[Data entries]
:::

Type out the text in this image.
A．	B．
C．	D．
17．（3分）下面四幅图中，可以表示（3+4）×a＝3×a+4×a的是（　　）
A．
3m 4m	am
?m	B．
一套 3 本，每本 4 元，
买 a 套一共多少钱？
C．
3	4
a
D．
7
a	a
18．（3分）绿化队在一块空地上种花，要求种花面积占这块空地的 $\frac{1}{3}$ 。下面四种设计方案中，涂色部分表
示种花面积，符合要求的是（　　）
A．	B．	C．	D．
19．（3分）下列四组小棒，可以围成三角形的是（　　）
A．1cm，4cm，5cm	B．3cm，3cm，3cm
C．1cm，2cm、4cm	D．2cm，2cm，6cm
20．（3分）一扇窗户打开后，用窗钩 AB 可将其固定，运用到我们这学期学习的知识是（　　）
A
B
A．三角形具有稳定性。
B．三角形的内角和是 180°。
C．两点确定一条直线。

:::

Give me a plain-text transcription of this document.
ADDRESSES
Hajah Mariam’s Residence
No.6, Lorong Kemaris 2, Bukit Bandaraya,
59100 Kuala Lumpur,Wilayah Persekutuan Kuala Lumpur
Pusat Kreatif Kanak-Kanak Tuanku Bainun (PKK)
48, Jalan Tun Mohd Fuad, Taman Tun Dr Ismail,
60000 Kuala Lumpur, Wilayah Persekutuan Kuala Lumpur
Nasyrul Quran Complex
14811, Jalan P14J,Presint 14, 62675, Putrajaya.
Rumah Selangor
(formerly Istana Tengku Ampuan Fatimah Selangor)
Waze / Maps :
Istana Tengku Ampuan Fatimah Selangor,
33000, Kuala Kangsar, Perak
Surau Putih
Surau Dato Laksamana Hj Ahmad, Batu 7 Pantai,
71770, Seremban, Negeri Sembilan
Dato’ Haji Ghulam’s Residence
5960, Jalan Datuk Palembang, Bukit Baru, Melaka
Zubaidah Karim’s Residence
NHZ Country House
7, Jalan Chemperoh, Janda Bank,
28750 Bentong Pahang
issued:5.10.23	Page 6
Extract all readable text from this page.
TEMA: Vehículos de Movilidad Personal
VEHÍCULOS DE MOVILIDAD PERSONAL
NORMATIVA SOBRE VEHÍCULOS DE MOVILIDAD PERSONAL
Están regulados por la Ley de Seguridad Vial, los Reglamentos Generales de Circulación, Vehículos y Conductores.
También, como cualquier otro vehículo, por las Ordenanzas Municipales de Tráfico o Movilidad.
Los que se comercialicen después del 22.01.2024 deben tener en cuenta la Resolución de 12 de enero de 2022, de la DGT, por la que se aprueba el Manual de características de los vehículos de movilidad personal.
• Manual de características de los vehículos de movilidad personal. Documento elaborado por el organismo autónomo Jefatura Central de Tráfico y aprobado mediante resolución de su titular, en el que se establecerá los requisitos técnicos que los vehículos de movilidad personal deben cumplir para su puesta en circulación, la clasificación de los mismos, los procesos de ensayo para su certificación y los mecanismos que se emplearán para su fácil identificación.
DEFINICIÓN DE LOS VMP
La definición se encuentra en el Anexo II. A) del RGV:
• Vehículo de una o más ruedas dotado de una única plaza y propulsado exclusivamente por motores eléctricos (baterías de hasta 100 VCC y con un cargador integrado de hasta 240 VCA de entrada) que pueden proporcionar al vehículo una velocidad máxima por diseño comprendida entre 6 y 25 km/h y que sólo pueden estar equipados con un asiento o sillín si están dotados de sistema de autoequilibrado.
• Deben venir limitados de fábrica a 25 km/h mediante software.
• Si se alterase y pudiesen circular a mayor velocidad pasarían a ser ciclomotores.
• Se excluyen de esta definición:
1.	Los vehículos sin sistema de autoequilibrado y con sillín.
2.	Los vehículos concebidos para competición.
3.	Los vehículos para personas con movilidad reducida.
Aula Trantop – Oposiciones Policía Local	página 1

:::

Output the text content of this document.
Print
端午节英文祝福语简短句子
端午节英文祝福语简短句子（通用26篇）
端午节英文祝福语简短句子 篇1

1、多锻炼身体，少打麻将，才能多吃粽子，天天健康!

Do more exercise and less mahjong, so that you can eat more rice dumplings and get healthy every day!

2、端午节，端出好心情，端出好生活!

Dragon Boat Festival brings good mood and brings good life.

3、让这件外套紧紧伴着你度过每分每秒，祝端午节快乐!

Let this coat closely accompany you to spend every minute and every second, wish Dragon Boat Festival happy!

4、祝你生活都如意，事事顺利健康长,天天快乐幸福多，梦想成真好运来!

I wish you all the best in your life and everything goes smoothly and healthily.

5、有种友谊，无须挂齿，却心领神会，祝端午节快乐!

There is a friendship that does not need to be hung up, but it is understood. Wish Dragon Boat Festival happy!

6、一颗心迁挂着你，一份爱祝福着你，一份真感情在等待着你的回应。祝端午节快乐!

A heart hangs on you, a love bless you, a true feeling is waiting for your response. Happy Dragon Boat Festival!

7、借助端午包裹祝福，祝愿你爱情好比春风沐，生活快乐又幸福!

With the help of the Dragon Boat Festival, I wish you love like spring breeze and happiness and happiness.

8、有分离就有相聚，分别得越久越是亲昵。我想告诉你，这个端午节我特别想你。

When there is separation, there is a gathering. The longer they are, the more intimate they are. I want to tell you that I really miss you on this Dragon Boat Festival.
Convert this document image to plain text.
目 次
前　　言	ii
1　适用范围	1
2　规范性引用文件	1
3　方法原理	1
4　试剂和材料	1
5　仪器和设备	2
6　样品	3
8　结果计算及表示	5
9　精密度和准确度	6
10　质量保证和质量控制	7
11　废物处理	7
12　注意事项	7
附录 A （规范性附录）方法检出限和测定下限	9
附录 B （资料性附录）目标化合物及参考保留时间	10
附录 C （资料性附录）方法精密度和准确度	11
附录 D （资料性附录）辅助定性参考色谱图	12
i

:::

Pull every line containing "Ampuan" out of the data above.

(formerly Istana Tengku Ampuan Fatimah Selangor)
Istana Tengku Ampuan Fatimah Selangor,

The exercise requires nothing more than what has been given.